- _WHAT YOU NEED TO DO_: Pull out each line of the data that includes the word "structure".

Entries from a dataset:
• • •
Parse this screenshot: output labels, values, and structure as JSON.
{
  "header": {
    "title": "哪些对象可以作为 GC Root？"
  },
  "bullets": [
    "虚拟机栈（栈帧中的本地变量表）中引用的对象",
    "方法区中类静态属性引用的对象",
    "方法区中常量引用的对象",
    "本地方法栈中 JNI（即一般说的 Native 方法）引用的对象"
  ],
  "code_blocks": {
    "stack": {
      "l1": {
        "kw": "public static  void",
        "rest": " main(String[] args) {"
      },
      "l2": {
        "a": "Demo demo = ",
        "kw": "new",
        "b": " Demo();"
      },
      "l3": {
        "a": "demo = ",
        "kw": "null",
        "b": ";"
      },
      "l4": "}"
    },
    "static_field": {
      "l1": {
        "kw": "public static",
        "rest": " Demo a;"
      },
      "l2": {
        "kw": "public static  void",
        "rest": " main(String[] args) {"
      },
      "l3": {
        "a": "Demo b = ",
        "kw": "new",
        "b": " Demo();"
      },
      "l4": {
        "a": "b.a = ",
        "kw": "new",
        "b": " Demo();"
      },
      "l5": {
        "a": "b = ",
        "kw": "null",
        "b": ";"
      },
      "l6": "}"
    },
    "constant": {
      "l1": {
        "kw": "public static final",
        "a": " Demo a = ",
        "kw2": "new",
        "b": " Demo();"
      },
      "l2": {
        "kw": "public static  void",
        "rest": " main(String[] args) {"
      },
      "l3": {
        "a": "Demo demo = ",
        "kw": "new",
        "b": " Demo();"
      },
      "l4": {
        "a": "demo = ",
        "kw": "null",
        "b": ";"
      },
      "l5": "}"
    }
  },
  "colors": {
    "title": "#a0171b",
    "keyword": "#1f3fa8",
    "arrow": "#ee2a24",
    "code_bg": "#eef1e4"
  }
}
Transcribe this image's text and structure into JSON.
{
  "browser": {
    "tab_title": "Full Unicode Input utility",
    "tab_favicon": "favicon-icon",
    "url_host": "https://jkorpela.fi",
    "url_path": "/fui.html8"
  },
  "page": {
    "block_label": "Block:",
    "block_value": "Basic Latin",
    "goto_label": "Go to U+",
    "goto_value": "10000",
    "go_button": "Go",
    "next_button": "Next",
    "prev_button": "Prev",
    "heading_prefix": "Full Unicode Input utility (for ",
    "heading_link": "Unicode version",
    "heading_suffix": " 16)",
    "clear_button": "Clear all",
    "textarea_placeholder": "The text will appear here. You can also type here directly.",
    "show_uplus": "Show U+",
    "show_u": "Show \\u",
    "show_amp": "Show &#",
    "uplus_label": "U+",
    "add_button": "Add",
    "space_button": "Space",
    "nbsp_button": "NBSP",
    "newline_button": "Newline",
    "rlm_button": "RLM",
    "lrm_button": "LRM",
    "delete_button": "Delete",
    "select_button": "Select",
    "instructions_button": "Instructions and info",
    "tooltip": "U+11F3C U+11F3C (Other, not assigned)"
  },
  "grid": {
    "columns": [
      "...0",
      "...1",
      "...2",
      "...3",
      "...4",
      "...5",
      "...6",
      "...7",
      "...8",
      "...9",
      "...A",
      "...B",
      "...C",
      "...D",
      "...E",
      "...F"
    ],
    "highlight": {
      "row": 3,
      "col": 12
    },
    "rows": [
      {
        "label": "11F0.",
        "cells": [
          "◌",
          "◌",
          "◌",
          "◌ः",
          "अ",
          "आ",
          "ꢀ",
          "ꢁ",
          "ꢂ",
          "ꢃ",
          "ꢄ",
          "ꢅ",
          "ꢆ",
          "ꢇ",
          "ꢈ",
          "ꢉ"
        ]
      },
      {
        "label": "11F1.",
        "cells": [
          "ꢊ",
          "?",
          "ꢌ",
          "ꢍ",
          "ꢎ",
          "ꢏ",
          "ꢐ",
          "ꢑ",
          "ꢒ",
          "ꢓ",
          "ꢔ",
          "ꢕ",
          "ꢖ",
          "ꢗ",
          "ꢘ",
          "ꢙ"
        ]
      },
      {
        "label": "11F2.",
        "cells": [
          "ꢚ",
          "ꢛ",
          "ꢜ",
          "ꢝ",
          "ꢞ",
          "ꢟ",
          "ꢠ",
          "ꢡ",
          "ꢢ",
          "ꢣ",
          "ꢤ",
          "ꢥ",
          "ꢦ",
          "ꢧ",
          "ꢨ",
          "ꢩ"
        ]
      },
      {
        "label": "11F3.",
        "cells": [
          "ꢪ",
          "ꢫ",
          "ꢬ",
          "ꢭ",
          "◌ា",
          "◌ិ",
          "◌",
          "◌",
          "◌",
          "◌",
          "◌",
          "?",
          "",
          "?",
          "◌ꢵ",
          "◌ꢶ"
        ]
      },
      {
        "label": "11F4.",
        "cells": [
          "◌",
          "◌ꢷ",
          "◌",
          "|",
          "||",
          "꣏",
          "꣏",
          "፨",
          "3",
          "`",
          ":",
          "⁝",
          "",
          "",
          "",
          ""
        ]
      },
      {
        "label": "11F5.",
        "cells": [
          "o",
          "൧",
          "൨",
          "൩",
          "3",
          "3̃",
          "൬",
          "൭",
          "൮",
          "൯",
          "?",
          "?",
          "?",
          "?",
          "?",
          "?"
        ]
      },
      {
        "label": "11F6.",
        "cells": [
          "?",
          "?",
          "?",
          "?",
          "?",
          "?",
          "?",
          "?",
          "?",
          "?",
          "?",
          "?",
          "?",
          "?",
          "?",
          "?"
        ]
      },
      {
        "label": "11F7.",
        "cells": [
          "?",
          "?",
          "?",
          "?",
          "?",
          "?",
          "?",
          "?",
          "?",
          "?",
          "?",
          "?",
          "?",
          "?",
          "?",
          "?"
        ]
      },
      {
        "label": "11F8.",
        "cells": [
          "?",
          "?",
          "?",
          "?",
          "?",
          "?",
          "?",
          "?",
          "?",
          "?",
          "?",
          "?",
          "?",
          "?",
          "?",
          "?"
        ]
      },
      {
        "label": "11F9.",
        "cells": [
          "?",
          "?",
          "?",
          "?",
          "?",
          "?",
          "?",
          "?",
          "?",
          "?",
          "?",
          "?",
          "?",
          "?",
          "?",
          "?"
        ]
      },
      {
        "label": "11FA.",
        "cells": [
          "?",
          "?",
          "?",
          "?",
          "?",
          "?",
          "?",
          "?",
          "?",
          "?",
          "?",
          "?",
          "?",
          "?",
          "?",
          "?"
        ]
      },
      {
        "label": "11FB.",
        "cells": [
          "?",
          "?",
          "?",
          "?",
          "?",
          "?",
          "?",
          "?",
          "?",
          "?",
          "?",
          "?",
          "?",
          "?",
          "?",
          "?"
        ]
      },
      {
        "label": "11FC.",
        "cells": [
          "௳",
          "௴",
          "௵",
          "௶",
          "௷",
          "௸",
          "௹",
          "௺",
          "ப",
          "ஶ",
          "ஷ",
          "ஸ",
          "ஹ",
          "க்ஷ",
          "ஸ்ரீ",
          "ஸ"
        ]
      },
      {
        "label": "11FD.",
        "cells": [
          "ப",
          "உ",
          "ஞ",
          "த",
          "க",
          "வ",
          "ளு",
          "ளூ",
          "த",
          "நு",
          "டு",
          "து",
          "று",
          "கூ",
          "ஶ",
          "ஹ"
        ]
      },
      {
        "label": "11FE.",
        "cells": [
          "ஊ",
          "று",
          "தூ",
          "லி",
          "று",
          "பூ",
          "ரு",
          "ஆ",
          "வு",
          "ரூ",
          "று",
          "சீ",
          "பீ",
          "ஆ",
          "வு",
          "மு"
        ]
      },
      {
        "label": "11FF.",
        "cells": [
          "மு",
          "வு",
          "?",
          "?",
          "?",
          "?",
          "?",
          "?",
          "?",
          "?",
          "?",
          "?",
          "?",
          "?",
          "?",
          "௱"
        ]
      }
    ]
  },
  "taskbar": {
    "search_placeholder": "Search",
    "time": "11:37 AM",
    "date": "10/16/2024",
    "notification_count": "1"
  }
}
• • •
- _ANSWER TO THIS EXERCISE_:
Parse this screenshot: output labels, values, and structure as JSON.
Transcribe this image's text and structure into JSON.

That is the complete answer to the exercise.